Data entries:
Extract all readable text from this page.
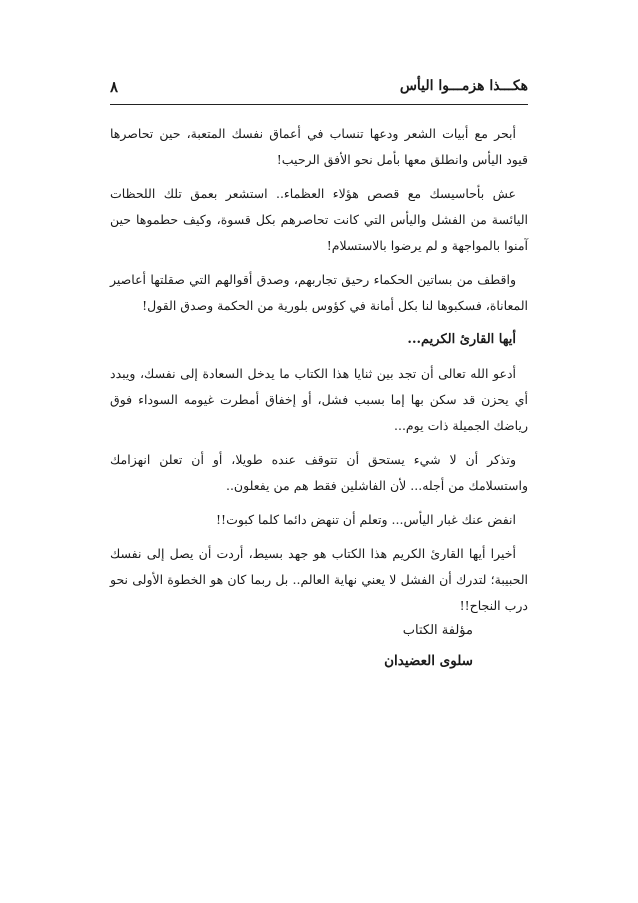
هكـــذا هزمـــوا اليأس
٨

أبحر مع أبيات الشعر ودعها تنساب في أعماق نفسك المتعبة، حين تحاصرها قيود اليأس وانطلق معها بأمل نحو الأفق الرحيب!

عش بأحاسيسك مع قصص هؤلاء العظماء.. استشعر بعمق تلك اللحظات اليائسة من الفشل واليأس التي كانت تحاصرهم بكل قسوة، وكيف حطموها حين آمنوا بالمواجهة و لم يرضوا بالاستسلام!

واقطف من بساتين الحكماء رحيق تجاربهم، وصدق أقوالهم التي صقلتها أعاصير المعاناة، فسكبوها لنا بكل أمانة في كؤوس بلورية من الحكمة وصدق القول!

أيها القارئ الكريم...

أدعو الله تعالى أن تجد بين ثنايا هذا الكتاب ما يدخل السعادة إلى نفسك، ويبدد أي يحزن قد سكن بها إما بسبب فشل، أو إخفاق أمطرت غيومه السوداء فوق رياضك الجميلة ذات يوم...

وتذكر أن لا شيء يستحق أن تتوقف عنده طويلا، أو أن تعلن انهزامك واستسلامك من أجله... لأن الفاشلين فقط هم من يفعلون..

انفض عنك غبار اليأس... وتعلم أن تنهض دائما كلما كبوت!!

أخيرا أيها القارئ الكريم هذا الكتاب هو جهد بسيط، أردت أن يصل إلى نفسك الحبيبة؛ لتدرك أن الفشل لا يعني نهاية العالم.. بل ربما كان هو الخطوة الأولى نحو درب النجاح!!

مؤلفة الكتاب
سلوى العضيدان
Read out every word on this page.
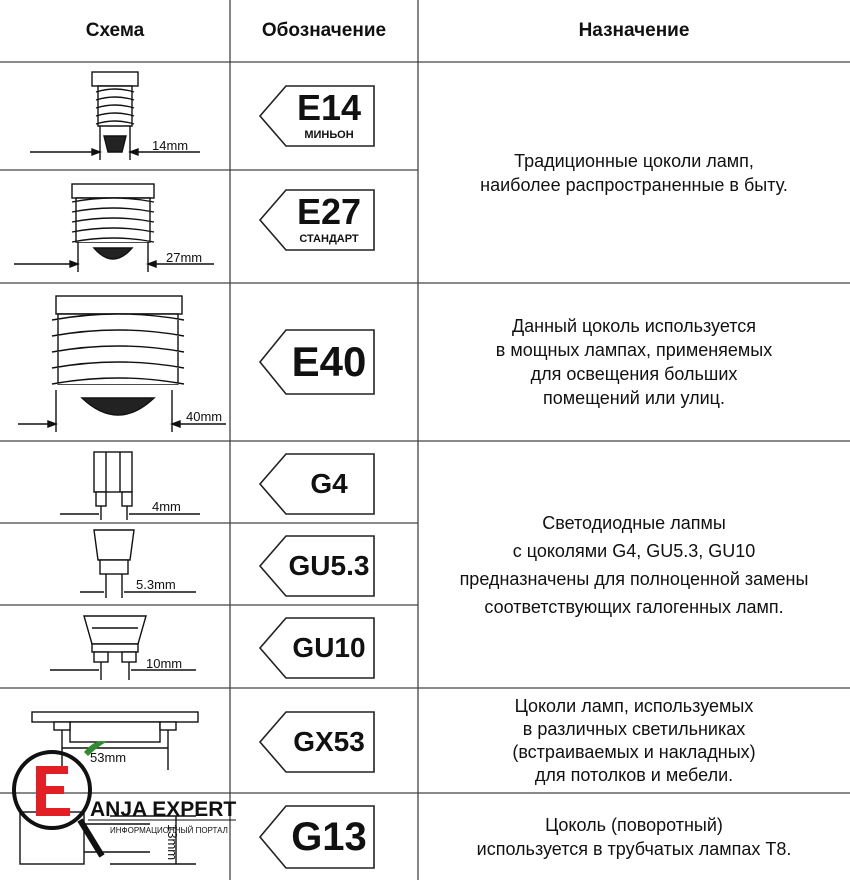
Схема	Обозначение	Назначение
E14
МИНЬОН
E27
СТАНДАРТ
E40
G4
GU5.3
GU10
GX53
G13
14mm
27mm
40mm
4mm
5.3mm
10mm
53mm
13mm
Традиционные цоколи ламп,
наиболее распространенные в быту.
Данный цоколь используется
в мощных лампах, применяемых
для освещения больших
помещений или улиц.
Светодиодные лапмы
с цоколями G4, GU5.3, GU10
предназначены для полноценной замены
соответствующих галогенных ламп.
Цоколи ламп, используемых
в различных светильниках
(встраиваемых и накладных)
для потолков и мебели.
Цоколь (поворотный)
используется в трубчатых лампах Т8.
ANJA EXPERT
ИНФОРМАЦИОННЫЙ ПОРТАЛ
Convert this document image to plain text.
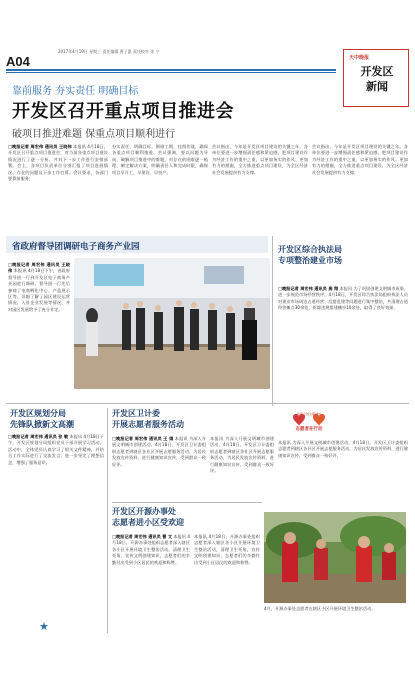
A04
2017年4月19日 星期三 责任编辑 曹子惠 责任校对 张 宁
天中晚报
开发区
新闻
靠前服务 夯实责任 明确目标
开发区召开重点项目推进会
破项目推进难题 保重点项目顺利进行
□晚报记者 周宏伟 通讯员 王晓伟 本报讯 4月18日，开发区召开重点项目推进会，对当前各重点项目建设情况进行了逐一分析，并对下一步工作进行安排部署。会上，各项目负责单位分别汇报了项目进展情况、存在的问题及下步工作打算。会议要求，各部门要靠前服务，
夯实责任，明确目标，倒排工期，挂图作战，确保各重点项目顺利推进。会议强调，要以问题为导向，破解项目推进中的难题，对存在的困难逐一梳理，制定解决方案，明确责任人和完成时限，确保项目早开工、早建设、早投产。
会议指出，今年是开发区项目建设的关键之年，各单位要进一步增强责任感和紧迫感，把项目建设作为经济工作的重中之重，以更加务实的作风、更加有力的措施，全力推进重点项目建设，为全区经济社会发展提供有力支撑。
会议指出，今年是开发区项目建设的关键之年，各单位要进一步增强责任感和紧迫感，把项目建设作为经济工作的重中之重，以更加务实的作风、更加有力的措施，全力推进重点项目建设，为全区经济社会发展提供有力支撑。
省政府督导团调研电子商务产业园
□晚报记者 周宏伟 通讯员 王晓伟 本报讯 4月18日下午，省政府督导团一行到开发区电子商务产业园进行调研。督导团一行先后参观了电商孵化中心、产品展示区等，详细了解了园区建设运营情况、入驻企业发展等情况，并对园区发展给予了充分肯定。
开发区综合执法局
专项整治建业市场
□晚报记者 周宏伟 通讯员 高 翔 本报讯 为了巩固创建文明城市成果，进一步规范市场经营秩序，4月18日，开发区综合执法局组织执法人员对建业市场周边占道经营、乱搭乱建等问题进行集中整治，共清理占道经营摊点30余处，拆除违规搭建棚亭10余处，取得了良好效果。
开发区规划分局
先锋队掀新文高潮
□晚报记者 周宏伟 通讯员 张 敏 本报讯 4月18日下午，开发区规划分局组织党员干部开展学习活动。活动中，全体党员认真学习了相关文件精神，并结合工作实际进行了交流发言，进一步坚定了理想信念，增强了服务意识。
★
开发区卫计委
开展志愿者服务活动
□晚报记者 周宏伟 通讯员 王 娟 本报讯 为深入开展文明城市创建活动，4月18日，开发区卫计委组织志愿者到辖区各社区开展志愿服务活动，为居民发放宣传资料，进行健康知识宣传，受到群众一致好评。
本报讯 为深入开展文明城市创建活动，4月18日，开发区卫计委组织志愿者到辖区各社区开展志愿服务活动，为居民发放宣传资料，进行健康知识宣传，受到群众一致好评。
创建全国文明城市
志愿者在行动
本报讯 为深入开展文明城市创建活动，4月18日，开发区卫计委组织志愿者到辖区各社区开展志愿服务活动，为居民发放宣传资料，进行健康知识宣传，受到群众一致好评。
开发区开源办事处
志愿者进小区受欢迎
□晚报记者 周宏伟 通讯员 曹 文 本报讯 4月18日，开源办事处组织志愿者深入辖区各小区开展环境卫生整治活动，清理卫生死角，宣传文明创建知识，志愿者们的辛勤付出受到小区居民的欢迎和称赞。
本报讯 4月18日，开源办事处组织志愿者深入辖区各小区开展环境卫生整治活动，清理卫生死角，宣传文明创建知识，志愿者们的辛勤付出受到小区居民的欢迎和称赞。
4月，开源办事处志愿者在辖区小区开展环境卫生整治活动。
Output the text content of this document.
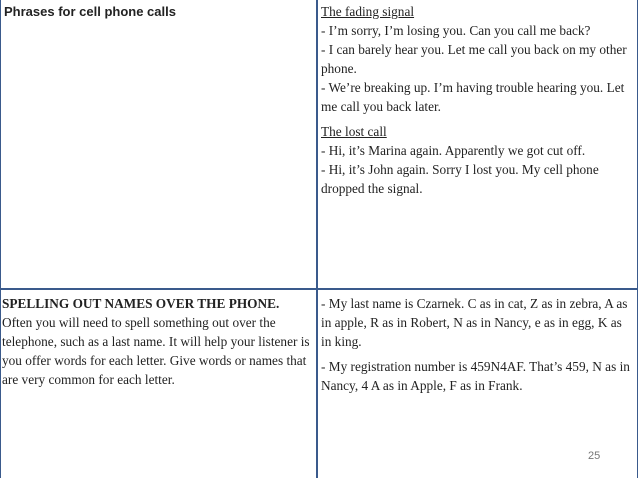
Phrases for cell phone calls	The fading signal
- I’m sorry, I’m losing you. Can you call me back?
- I can barely hear you. Let me call you back on my other phone.
- We’re breaking up. I’m having trouble hearing you. Let me call you back later.
The lost call
- Hi, it’s Marina again. Apparently we got cut off.
- Hi, it’s John again. Sorry I lost you. My cell phone dropped the signal.
SPELLING OUT NAMES OVER THE PHONE.
Often you will need to spell something out over the telephone, such as a last name. It will help your listener is you offer words for each letter. Give words or names that are very common for each letter.
- My last name is Czarnek. C as in cat, Z as in zebra, A as in apple, R as in Robert, N as in Nancy, e as in egg, K as in king.
- My registration number is 459N4AF. That’s 459, N as in Nancy, 4 A as in Apple, F as in Frank.
25
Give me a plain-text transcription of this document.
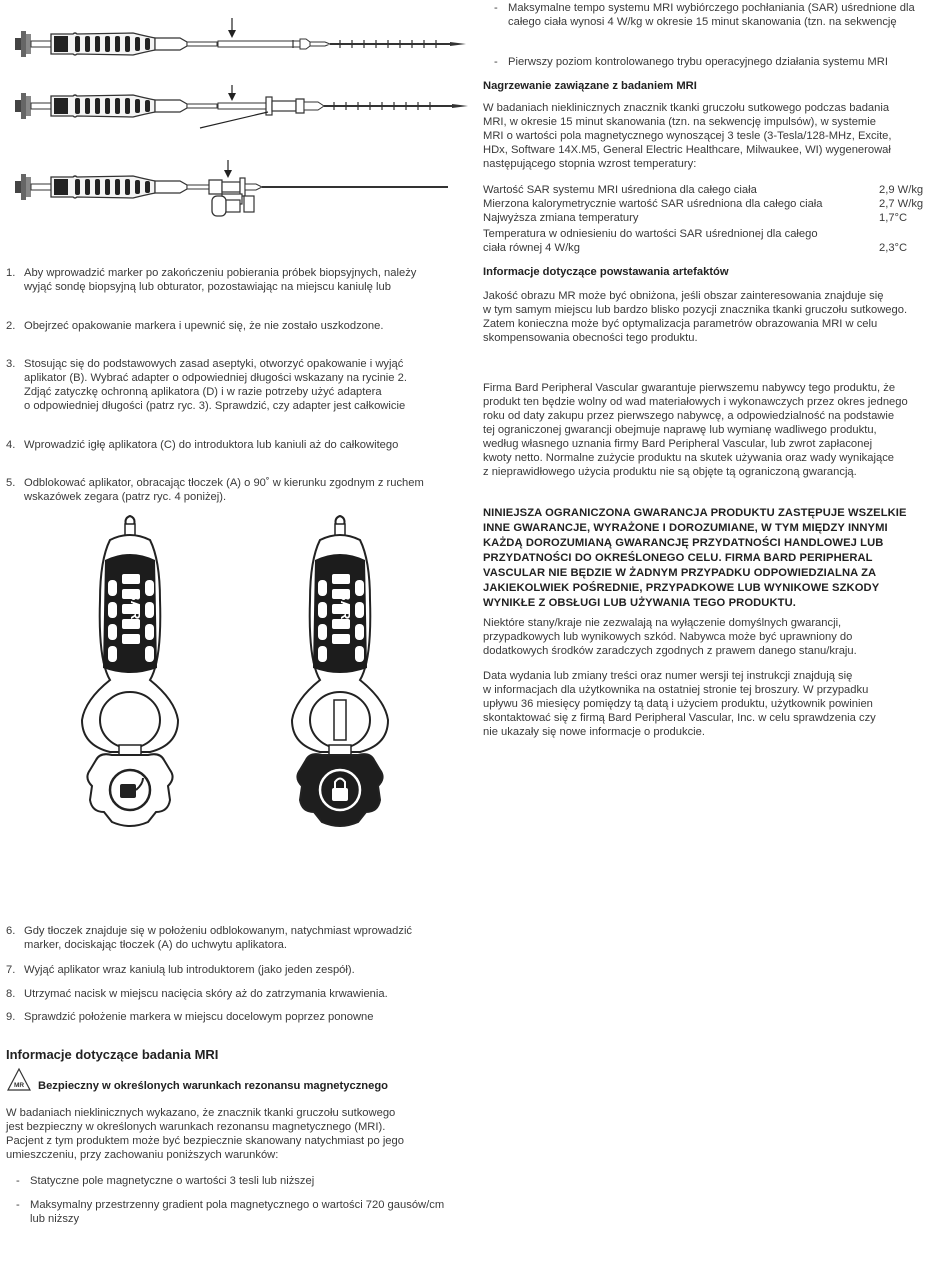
BARD	BARD
MR
1. Aby wprowadzić marker po zakończeniu pobierania próbek biopsyjnych, należy
wyjąć sondę biopsyjną lub obturator, pozostawiając na miejscu kaniulę lub
2. Obejrzeć opakowanie markera i upewnić się, że nie zostało uszkodzone.
3. Stosując się do podstawowych zasad aseptyki, otworzyć opakowanie i wyjąć
aplikator (B). Wybrać adapter o odpowiedniej długości wskazany na rycinie 2.
Zdjąć zatyczkę ochronną aplikatora (D) i w razie potrzeby użyć adaptera
o odpowiedniej długości (patrz ryc. 3). Sprawdzić, czy adapter jest całkowicie
4. Wprowadzić igłę aplikatora (C) do introduktora lub kaniuli aż do całkowitego
5. Odblokować aplikator, obracając tłoczek (A) o 90˚ w kierunku zgodnym z ruchem
wskazówek zegara (patrz ryc. 4 poniżej).
6. Gdy tłoczek znajduje się w położeniu odblokowanym, natychmiast wprowadzić
marker, dociskając tłoczek (A) do uchwytu aplikatora.
7. Wyjąć aplikator wraz kaniulą lub introduktorem (jako jeden zespół).
8. Utrzymać nacisk w miejscu nacięcia skóry aż do zatrzymania krwawienia.
9. Sprawdzić położenie markera w miejscu docelowym poprzez ponowne
Informacje dotyczące badania MRI
Bezpieczny w określonych warunkach rezonansu magnetycznego
W badaniach nieklinicznych wykazano, że znacznik tkanki gruczołu sutkowego
jest bezpieczny w określonych warunkach rezonansu magnetycznego (MRI).
Pacjent z tym produktem może być bezpiecznie skanowany natychmiast po jego
umieszczeniu, przy zachowaniu poniższych warunków:
- Statyczne pole magnetyczne o wartości 3 tesli lub niższej
- Maksymalny przestrzenny gradient pola magnetycznego o wartości 720 gausów/cm
lub niższy
- Maksymalne tempo systemu MRI wybiórczego pochłaniania (SAR) uśrednione dla
całego ciała wynosi 4 W/kg w okresie 15 minut skanowania (tzn. na sekwencję
- Pierwszy poziom kontrolowanego trybu operacyjnego działania systemu MRI
Nagrzewanie zawiązane z badaniem MRI
W badaniach nieklinicznych znacznik tkanki gruczołu sutkowego podczas badania
MRI, w okresie 15 minut skanowania (tzn. na sekwencję impulsów), w systemie
MRI o wartości pola magnetycznego wynoszącej 3 tesle (3-Tesla/128-MHz, Excite,
HDx, Software 14X.M5, General Electric Healthcare, Milwaukee, WI) wygenerował
następującego stopnia wzrost temperatury:
Wartość SAR systemu MRI uśredniona dla całego ciała	2,9 W/kg
Mierzona kalorymetrycznie wartość SAR uśredniona dla całego ciała	2,7 W/kg
Najwyższa zmiana temperatury	1,7°C
Temperatura w odniesieniu do wartości SAR uśrednionej dla całego
ciała równej 4 W/kg	2,3°C
Informacje dotyczące powstawania artefaktów
Jakość obrazu MR może być obniżona, jeśli obszar zainteresowania znajduje się
w tym samym miejscu lub bardzo blisko pozycji znacznika tkanki gruczołu sutkowego.
Zatem konieczna może być optymalizacja parametrów obrazowania MRI w celu
skompensowania obecności tego produktu.
Firma Bard Peripheral Vascular gwarantuje pierwszemu nabywcy tego produktu, że
produkt ten będzie wolny od wad materiałowych i wykonawczych przez okres jednego
roku od daty zakupu przez pierwszego nabywcę, a odpowiedzialność na podstawie
tej ograniczonej gwarancji obejmuje naprawę lub wymianę wadliwego produktu,
według własnego uznania firmy Bard Peripheral Vascular, lub zwrot zapłaconej
kwoty netto. Normalne zużycie produktu na skutek używania oraz wady wynikające
z nieprawidłowego użycia produktu nie są objęte tą ograniczoną gwarancją.
NINIEJSZA OGRANICZONA GWARANCJA PRODUKTU ZASTĘPUJE WSZELKIE
INNE GWARANCJE, WYRAŻONE I DOROZUMIANE, W TYM MIĘDZY INNYMI
KAŻDĄ DOROZUMIANĄ GWARANCJĘ PRZYDATNOŚCI HANDLOWEJ LUB
PRZYDATNOŚCI DO OKREŚLONEGO CELU. FIRMA BARD PERIPHERAL
VASCULAR NIE BĘDZIE W ŻADNYM PRZYPADKU ODPOWIEDZIALNA ZA
JAKIEKOLWIEK POŚREDNIE, PRZYPADKOWE LUB WYNIKOWE SZKODY
WYNIKŁE Z OBSŁUGI LUB UŻYWANIA TEGO PRODUKTU.
Niektóre stany/kraje nie zezwalają na wyłączenie domyślnych gwarancji,
przypadkowych lub wynikowych szkód. Nabywca może być uprawniony do
dodatkowych środków zaradczych zgodnych z prawem danego stanu/kraju.
Data wydania lub zmiany treści oraz numer wersji tej instrukcji znajdują się
w informacjach dla użytkownika na ostatniej stronie tej broszury. W przypadku
upływu 36 miesięcy pomiędzy tą datą i użyciem produktu, użytkownik powinien
skontaktować się z firmą Bard Peripheral Vascular, Inc. w celu sprawdzenia czy
nie ukazały się nowe informacje o produkcie.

Problem: Extract every line above containing the word "gwarancji".

Exercise answer:
tej ograniczonej gwarancji obejmuje naprawę lub wymianę wadliwego produktu,
Niektóre stany/kraje nie zezwalają na wyłączenie domyślnych gwarancji,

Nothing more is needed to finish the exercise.